━━━ Material ━━━

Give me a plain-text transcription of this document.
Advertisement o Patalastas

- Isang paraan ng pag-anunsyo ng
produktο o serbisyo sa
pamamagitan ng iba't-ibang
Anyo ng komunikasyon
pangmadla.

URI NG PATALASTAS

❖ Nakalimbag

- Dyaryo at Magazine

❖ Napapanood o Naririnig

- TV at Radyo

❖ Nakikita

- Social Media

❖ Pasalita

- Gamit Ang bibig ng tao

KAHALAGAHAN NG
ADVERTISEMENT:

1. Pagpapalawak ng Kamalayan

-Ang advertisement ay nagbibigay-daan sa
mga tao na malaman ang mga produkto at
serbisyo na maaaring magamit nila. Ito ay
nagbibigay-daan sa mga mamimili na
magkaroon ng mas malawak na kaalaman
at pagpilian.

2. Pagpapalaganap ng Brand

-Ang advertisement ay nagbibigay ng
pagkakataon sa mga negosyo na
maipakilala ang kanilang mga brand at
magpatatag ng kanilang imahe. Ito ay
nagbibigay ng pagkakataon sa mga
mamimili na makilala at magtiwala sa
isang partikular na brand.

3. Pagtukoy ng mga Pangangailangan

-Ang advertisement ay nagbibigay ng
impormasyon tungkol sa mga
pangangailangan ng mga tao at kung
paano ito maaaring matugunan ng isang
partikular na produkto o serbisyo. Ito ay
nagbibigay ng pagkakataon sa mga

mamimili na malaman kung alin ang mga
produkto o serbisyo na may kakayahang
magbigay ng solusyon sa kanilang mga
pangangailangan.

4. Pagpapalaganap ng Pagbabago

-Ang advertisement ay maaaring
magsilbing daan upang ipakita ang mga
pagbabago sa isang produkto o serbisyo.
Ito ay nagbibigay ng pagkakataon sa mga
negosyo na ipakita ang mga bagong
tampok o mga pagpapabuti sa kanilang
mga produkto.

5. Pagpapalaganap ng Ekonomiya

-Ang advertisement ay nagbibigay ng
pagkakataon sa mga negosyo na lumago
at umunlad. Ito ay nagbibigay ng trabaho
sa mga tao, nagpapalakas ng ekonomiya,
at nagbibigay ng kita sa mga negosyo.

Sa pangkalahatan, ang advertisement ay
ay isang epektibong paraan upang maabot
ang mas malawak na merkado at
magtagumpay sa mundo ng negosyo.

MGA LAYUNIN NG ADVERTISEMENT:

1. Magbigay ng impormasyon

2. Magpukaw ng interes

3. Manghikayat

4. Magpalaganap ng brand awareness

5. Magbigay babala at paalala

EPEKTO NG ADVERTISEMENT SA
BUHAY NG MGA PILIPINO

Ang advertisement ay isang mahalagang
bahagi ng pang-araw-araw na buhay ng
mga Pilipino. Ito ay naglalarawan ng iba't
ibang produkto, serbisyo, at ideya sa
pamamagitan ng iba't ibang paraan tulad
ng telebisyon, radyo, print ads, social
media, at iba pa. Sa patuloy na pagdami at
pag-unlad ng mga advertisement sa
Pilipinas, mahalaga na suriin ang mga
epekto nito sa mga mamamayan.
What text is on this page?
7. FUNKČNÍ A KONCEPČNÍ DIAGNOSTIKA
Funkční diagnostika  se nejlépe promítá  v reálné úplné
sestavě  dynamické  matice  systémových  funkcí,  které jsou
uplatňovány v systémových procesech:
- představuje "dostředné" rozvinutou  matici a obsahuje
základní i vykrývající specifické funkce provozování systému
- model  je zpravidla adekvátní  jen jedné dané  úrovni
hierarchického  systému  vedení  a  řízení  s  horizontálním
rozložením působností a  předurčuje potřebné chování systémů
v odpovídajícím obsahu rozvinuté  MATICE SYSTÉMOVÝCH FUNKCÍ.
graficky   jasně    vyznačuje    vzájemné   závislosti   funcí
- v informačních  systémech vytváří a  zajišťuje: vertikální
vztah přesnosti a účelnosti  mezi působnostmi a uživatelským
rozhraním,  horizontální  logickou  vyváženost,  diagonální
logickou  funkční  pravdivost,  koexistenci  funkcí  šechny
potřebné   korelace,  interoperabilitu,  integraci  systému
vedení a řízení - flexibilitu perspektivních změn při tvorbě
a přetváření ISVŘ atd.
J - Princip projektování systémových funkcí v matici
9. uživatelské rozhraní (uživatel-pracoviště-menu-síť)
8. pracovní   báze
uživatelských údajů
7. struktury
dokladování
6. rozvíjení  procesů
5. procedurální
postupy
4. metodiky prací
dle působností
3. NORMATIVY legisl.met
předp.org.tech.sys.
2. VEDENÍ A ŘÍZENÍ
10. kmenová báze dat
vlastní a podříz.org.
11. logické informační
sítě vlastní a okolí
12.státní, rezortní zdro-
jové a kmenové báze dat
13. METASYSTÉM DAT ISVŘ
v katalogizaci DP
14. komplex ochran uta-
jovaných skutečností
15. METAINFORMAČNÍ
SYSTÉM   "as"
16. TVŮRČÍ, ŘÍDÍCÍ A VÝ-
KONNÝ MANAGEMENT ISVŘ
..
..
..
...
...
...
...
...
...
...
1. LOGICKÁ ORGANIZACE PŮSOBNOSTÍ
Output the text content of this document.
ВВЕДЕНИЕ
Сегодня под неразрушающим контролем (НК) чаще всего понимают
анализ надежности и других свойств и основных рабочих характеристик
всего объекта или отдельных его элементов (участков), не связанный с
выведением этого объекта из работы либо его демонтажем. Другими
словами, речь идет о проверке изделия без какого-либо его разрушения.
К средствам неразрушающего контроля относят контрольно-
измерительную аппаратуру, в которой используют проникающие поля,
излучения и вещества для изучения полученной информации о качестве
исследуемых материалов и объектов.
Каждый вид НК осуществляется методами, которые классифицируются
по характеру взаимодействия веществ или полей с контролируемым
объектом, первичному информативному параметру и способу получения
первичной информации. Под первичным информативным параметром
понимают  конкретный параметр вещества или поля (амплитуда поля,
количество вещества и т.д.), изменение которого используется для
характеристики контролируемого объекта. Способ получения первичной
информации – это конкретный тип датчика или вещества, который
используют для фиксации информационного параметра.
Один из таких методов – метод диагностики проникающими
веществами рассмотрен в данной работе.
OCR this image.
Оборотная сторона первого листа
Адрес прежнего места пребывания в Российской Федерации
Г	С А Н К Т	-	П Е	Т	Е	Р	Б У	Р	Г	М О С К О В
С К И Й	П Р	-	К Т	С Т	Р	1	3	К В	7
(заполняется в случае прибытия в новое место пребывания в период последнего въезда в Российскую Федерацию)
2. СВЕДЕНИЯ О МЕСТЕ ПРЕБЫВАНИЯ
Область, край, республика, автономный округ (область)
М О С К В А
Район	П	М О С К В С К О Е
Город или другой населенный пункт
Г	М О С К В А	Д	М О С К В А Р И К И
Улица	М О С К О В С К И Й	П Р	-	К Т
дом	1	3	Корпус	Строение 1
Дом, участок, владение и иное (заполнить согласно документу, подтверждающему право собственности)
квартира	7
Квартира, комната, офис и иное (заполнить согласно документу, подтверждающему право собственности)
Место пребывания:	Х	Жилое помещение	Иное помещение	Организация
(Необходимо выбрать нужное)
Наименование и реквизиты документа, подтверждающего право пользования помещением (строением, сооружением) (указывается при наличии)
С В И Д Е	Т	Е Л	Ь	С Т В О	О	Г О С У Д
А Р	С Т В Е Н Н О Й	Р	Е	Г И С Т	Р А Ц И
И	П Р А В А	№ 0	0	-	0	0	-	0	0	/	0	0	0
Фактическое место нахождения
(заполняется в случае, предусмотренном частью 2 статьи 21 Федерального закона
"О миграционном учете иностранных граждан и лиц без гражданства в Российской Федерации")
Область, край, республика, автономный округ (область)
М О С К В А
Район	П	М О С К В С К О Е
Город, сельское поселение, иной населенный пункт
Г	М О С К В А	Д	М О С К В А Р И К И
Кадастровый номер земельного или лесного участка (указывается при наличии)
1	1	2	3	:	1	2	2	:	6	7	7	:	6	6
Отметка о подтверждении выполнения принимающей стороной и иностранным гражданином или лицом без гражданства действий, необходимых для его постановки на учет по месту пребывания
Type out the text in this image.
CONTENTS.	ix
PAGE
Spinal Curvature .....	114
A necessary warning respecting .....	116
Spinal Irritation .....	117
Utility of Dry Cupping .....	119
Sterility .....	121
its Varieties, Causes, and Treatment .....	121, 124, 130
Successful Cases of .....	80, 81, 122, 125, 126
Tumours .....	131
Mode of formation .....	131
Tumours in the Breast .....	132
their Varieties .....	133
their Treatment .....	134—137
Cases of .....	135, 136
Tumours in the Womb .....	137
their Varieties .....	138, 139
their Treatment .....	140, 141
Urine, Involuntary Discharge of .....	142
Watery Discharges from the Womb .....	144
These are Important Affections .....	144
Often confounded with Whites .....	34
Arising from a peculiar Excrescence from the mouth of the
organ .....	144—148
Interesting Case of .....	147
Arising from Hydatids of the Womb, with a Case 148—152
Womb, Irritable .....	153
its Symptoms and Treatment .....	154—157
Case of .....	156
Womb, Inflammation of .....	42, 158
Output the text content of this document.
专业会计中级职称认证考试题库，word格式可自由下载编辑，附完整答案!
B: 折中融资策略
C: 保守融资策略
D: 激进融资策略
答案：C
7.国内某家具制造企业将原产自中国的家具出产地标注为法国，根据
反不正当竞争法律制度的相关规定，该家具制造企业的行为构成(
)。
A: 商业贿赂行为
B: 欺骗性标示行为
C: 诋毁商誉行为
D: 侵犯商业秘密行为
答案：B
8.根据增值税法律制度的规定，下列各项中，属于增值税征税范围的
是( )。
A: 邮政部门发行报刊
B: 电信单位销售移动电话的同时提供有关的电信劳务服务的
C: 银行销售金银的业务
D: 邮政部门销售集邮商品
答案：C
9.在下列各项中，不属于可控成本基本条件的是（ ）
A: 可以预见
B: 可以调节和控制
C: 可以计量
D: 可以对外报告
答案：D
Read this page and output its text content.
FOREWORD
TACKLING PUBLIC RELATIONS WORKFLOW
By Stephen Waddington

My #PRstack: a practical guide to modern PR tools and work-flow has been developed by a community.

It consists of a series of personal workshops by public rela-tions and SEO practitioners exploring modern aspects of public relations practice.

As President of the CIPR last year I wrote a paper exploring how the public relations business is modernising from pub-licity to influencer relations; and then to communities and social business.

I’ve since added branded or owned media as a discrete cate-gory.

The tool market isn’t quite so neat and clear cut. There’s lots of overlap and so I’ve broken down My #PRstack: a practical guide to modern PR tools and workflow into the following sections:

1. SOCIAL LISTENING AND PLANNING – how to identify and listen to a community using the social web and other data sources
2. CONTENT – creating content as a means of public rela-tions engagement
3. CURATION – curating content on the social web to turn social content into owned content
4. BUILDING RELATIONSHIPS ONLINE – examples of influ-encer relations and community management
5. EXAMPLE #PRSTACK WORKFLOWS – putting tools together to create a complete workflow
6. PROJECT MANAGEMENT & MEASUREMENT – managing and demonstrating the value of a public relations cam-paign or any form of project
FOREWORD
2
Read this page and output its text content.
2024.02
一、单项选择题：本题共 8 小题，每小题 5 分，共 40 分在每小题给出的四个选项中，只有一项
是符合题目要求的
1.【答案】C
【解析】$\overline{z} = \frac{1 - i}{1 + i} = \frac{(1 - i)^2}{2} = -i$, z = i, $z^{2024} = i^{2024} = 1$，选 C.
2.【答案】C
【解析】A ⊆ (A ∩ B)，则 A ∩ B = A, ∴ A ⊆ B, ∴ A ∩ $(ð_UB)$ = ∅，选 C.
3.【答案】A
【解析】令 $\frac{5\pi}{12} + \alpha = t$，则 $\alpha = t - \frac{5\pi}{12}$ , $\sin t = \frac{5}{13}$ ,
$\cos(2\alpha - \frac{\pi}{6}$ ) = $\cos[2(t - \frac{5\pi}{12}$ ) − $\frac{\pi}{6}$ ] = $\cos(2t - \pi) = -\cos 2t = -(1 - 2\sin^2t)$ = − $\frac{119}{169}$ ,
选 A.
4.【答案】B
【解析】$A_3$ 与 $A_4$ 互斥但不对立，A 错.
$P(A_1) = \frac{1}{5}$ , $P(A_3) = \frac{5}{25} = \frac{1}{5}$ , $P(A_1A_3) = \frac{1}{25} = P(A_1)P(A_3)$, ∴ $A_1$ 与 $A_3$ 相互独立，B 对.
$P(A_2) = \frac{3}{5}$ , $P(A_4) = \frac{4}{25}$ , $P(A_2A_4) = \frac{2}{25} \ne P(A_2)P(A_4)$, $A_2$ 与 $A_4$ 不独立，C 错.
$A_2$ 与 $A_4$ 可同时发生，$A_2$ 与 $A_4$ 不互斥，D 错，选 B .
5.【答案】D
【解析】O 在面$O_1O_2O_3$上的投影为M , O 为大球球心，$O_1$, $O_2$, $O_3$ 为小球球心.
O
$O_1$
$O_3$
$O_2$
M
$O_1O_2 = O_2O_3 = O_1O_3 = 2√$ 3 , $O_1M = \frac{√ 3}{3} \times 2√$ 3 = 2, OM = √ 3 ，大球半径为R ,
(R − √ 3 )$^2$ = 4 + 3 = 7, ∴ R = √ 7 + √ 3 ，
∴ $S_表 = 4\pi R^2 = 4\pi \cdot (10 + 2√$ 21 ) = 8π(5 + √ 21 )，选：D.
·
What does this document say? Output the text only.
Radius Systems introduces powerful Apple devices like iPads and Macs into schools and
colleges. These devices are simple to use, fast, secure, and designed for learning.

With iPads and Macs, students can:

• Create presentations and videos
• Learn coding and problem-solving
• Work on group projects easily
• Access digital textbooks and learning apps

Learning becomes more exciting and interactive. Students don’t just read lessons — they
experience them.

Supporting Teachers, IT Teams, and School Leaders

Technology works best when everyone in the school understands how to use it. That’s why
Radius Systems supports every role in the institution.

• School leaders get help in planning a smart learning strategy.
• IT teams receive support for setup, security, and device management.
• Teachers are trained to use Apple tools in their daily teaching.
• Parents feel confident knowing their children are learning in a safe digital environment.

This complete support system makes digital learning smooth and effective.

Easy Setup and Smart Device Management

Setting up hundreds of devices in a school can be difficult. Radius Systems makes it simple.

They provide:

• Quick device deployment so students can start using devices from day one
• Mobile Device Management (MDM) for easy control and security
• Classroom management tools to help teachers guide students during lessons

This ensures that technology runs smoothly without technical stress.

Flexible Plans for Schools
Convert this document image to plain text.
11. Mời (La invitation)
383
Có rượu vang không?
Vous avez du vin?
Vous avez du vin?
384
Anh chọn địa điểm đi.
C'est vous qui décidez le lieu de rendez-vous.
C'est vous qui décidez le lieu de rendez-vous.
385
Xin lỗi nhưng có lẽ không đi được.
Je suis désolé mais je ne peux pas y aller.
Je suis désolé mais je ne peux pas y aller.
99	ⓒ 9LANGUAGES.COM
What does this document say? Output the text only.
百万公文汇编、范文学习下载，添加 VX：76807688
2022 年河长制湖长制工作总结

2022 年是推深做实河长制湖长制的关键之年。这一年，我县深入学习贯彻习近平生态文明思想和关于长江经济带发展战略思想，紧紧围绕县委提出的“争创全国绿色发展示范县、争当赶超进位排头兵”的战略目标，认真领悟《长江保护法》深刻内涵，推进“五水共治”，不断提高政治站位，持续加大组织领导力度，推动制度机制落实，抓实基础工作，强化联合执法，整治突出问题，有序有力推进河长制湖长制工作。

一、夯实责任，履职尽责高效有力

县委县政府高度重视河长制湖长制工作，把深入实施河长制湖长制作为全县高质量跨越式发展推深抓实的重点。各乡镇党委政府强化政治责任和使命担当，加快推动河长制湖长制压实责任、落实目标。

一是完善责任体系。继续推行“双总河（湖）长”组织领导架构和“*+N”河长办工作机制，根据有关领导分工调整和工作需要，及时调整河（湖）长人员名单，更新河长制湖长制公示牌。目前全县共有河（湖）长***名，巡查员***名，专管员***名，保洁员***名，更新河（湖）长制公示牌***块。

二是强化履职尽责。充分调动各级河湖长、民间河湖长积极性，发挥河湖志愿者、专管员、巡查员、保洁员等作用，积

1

━━━

**Exercise objective:** Gather from the entries above all lines that include the string "Pagpapalaganap".

**The response:**
2. Pagpapalaganap ng Brand
4. Pagpapalaganap ng Pagbabago
5. Pagpapalaganap ng Ekonomiya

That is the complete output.